* BEGIN Excerpted data *
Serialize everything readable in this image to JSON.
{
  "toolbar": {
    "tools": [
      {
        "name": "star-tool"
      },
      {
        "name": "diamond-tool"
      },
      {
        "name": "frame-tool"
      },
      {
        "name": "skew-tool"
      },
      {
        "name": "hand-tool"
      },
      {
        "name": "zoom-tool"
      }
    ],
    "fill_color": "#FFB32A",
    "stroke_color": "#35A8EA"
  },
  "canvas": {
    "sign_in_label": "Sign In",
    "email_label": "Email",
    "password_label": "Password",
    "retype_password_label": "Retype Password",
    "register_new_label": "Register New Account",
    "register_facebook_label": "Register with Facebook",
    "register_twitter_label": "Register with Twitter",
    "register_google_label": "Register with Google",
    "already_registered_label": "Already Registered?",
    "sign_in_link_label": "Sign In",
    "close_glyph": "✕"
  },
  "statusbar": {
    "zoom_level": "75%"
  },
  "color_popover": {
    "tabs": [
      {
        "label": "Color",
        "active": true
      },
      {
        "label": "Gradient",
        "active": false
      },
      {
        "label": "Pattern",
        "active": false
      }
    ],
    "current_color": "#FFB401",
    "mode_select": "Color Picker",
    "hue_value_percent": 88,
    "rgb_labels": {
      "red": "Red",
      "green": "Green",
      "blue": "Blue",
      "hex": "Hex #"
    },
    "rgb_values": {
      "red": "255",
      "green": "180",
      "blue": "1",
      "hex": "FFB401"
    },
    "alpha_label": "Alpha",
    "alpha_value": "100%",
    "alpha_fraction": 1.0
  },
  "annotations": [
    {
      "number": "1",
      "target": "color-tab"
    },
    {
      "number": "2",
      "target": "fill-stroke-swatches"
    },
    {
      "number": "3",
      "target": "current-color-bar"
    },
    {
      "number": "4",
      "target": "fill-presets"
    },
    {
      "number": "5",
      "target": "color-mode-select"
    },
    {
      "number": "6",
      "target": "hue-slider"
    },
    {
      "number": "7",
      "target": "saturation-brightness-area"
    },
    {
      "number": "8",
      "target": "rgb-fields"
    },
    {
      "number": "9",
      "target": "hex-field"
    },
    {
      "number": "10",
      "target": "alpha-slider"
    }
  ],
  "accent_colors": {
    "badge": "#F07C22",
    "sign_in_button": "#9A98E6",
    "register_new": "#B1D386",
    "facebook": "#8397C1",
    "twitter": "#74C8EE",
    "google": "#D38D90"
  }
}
* END Excerpted data *
● **Exercise**
Repeat the data verbatim.

● **Solution**
Serialize everything readable in this image to JSON.
{
  "toolbar": {
    "tools": [
      {
        "name": "star-tool"
      },
      {
        "name": "diamond-tool"
      },
      {
        "name": "frame-tool"
      },
      {
        "name": "skew-tool"
      },
      {
        "name": "hand-tool"
      },
      {
        "name": "zoom-tool"
      }
    ],
    "fill_color": "#FFB32A",
    "stroke_color": "#35A8EA"
  },
  "canvas": {
    "sign_in_label": "Sign In",
    "email_label": "Email",
    "password_label": "Password",
    "retype_password_label": "Retype Password",
    "register_new_label": "Register New Account",
    "register_facebook_label": "Register with Facebook",
    "register_twitter_label": "Register with Twitter",
    "register_google_label": "Register with Google",
    "already_registered_label": "Already Registered?",
    "sign_in_link_label": "Sign In",
    "close_glyph": "✕"
  },
  "statusbar": {
    "zoom_level": "75%"
  },
  "color_popover": {
    "tabs": [
      {
        "label": "Color",
        "active": true
      },
      {
        "label": "Gradient",
        "active": false
      },
      {
        "label": "Pattern",
        "active": false
      }
    ],
    "current_color": "#FFB401",
    "mode_select": "Color Picker",
    "hue_value_percent": 88,
    "rgb_labels": {
      "red": "Red",
      "green": "Green",
      "blue": "Blue",
      "hex": "Hex #"
    },
    "rgb_values": {
      "red": "255",
      "green": "180",
      "blue": "1",
      "hex": "FFB401"
    },
    "alpha_label": "Alpha",
    "alpha_value": "100%",
    "alpha_fraction": 1.0
  },
  "annotations": [
    {
      "number": "1",
      "target": "color-tab"
    },
    {
      "number": "2",
      "target": "fill-stroke-swatches"
    },
    {
      "number": "3",
      "target": "current-color-bar"
    },
    {
      "number": "4",
      "target": "fill-presets"
    },
    {
      "number": "5",
      "target": "color-mode-select"
    },
    {
      "number": "6",
      "target": "hue-slider"
    },
    {
      "number": "7",
      "target": "saturation-brightness-area"
    },
    {
      "number": "8",
      "target": "rgb-fields"
    },
    {
      "number": "9",
      "target": "hex-field"
    },
    {
      "number": "10",
      "target": "alpha-slider"
    }
  ],
  "accent_colors": {
    "badge": "#F07C22",
    "sign_in_button": "#9A98E6",
    "register_new": "#B1D386",
    "facebook": "#8397C1",
    "twitter": "#74C8EE",
    "google": "#D38D90"
  }
}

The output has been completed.